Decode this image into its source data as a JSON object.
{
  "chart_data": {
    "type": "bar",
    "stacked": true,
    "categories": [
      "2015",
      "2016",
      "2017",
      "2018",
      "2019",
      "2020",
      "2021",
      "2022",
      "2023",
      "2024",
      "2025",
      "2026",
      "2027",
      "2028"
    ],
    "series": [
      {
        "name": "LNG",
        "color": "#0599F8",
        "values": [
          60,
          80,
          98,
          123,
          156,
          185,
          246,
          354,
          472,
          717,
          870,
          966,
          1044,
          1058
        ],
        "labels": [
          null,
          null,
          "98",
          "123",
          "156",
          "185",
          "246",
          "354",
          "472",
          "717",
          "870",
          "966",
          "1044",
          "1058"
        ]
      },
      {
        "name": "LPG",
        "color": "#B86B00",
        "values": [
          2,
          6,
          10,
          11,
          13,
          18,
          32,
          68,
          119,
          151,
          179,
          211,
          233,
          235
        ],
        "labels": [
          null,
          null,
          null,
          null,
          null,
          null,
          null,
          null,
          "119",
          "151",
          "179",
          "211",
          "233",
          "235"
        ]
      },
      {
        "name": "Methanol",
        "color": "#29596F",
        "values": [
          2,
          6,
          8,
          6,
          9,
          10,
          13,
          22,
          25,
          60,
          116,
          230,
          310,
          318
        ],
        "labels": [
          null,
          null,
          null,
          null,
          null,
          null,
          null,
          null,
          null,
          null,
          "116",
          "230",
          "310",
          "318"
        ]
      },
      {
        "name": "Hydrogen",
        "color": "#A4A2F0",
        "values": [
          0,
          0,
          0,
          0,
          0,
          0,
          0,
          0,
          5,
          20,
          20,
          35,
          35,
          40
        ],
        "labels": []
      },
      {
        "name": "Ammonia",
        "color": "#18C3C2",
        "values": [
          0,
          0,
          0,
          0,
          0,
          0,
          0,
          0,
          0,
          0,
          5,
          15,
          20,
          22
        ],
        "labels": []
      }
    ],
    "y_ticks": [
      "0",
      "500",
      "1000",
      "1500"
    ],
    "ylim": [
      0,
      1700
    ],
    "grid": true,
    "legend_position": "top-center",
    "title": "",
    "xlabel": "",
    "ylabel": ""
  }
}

────

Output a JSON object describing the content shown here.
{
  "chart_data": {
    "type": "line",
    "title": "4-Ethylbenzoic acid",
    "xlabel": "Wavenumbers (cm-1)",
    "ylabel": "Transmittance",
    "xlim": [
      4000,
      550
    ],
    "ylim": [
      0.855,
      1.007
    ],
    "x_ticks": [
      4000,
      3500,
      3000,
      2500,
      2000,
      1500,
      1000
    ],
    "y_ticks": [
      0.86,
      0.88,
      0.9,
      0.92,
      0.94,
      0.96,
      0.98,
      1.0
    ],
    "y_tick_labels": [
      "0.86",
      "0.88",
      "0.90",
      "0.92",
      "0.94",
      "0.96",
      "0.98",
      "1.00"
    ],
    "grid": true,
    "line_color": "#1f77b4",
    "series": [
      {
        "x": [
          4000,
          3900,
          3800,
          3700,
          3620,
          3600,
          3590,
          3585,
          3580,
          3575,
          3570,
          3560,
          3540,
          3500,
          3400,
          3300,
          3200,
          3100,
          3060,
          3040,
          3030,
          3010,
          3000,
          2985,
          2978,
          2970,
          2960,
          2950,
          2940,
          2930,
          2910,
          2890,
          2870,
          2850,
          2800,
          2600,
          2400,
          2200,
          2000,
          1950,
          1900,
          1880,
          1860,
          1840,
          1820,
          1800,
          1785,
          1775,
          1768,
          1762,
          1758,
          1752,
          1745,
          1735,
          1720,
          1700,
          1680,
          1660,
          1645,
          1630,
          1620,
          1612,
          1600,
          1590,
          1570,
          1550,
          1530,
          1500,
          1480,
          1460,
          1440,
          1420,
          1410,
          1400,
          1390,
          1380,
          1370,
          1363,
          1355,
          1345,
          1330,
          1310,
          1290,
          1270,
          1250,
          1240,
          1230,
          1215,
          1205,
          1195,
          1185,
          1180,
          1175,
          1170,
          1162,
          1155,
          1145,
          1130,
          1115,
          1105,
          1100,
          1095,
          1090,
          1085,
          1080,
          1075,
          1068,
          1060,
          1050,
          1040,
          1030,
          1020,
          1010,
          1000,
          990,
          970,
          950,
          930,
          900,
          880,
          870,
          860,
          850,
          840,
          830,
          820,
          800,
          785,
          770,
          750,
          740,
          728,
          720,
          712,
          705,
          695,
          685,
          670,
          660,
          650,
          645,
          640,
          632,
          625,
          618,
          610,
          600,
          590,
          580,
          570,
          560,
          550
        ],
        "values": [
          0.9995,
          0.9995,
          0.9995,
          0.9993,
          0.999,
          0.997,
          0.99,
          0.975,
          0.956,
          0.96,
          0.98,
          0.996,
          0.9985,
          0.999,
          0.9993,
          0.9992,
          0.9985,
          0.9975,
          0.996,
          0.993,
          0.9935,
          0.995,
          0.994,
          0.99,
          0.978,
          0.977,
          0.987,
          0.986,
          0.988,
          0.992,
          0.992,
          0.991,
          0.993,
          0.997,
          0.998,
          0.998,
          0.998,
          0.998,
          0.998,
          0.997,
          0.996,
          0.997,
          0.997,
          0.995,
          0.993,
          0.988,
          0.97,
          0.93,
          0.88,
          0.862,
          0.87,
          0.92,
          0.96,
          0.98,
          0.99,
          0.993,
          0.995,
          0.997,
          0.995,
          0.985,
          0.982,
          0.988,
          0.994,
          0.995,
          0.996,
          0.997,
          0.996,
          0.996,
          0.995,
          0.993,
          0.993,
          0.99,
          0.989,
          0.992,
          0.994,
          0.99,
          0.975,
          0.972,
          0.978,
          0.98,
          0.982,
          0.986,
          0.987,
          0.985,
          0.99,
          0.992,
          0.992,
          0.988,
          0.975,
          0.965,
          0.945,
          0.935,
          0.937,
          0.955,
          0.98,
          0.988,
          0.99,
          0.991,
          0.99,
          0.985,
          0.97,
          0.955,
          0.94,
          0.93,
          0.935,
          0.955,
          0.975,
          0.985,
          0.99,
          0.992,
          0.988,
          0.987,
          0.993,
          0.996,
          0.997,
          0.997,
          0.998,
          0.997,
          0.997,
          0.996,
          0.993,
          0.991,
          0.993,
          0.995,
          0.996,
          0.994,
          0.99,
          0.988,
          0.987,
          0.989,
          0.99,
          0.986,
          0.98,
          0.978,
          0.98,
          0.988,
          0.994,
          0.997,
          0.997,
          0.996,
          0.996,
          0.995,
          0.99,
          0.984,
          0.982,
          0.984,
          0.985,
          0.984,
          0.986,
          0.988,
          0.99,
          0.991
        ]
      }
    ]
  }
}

────

• The task: Only a number is wanted: how many lines contain "name"?

• Solution below: 5